## Page excerpt
__________
I understand the new people want to know if their cigars are real. I did too. My above posted rant actually was not meant to anyone on this board but coworkers (not Carni, he knows his stuff, but he likes to color pink way to much IMHO) obviously it was tounge in cheek. 

To the new guys, even though I am sure you are not new to cigars buy just new to the forum, we all were you. When I was here for a while, a long while and got my information, I was worried just like you I wasted a ton of cash. I read the stickys, even bought a blacklight and a magnifying glass to be absolutely sure. I was worried just like I am sure you all are when you read the threads about the fakes with perfect everything. Really the time comes when you get your cigars, you light one up and you either say to yourself, these are garbage I got ripped off, or these are great. If they happen to be fake then touche, they got the best of me and I am still ordering. 

I am in full support of a real/fake forum, it is fun to see. I don't know if the new people can see the picture galleries, I assume they can, but there are a lot of good pictures there.


----------



## dayplanner (Dec 11, 1997)

I don't like the idea of a real or fakes forum. Might attract a little too much attention.


----------



## gefell (Jun 6, 2007)

carbonbased_al said:


> I don't like the idea of a real or fakes forum. Might attract a little too much attention.


Agreed, dont want too much attention !


----------



## King James (Dec 18, 2005)

just redirect everyone over to Amagazi... ryan will take care of em


----------



## Scimmia (Sep 22, 2006)

King James said:


> just redirect everyone over to Amagazi... ryan will take care of em


LOL, talk about being mean!


----------



## Gargamel (Nov 8, 2004)

carbonbased_al said:


> I don't like the idea of a real or fakes forum. Might attract a little too much attention.
__________
## Goals
1 - In the cigar forum thread, which usernames appear as post headings? Give each with the date shown beside it.
2 - Write out the stretch of the cigar forum thread from "I understand the" through "tounge in cheek.".
Rely only on the cigar forum thread to complete these.

## Collected material
__________
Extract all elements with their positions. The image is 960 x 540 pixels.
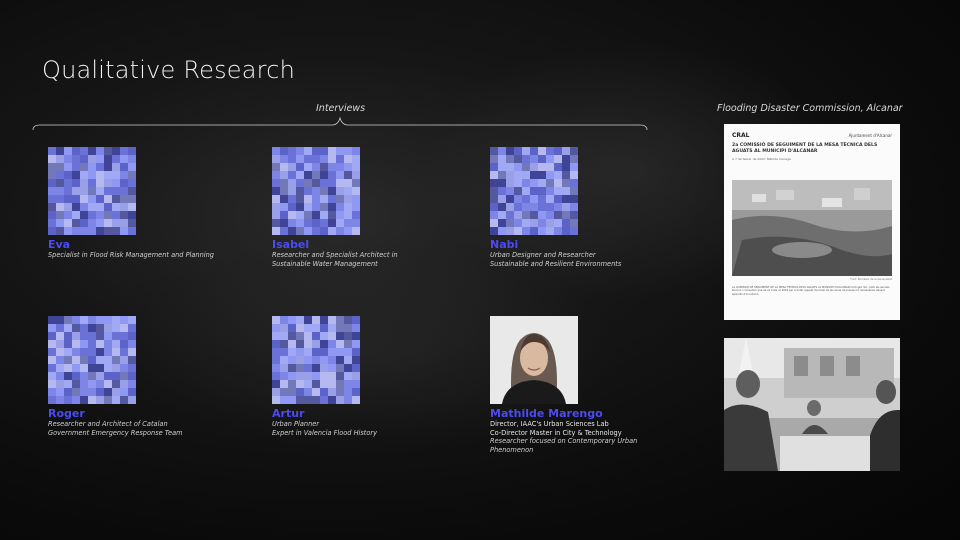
__________
## Set of answers
1 -
dayplanner (Dec 11, 1997)
gefell (Jun 6, 2007)
King James (Dec 18, 2005)
Scimmia (Sep 22, 2006)
Gargamel (Nov 8, 2004)

2 -
I understand the new people want to know if their cigars are real. I did too. My above posted rant actually was not meant to anyone on this board but coworkers (not Carni, he knows his stuff, but he likes to color pink way to much IMHO) obviously it was tounge in cheek.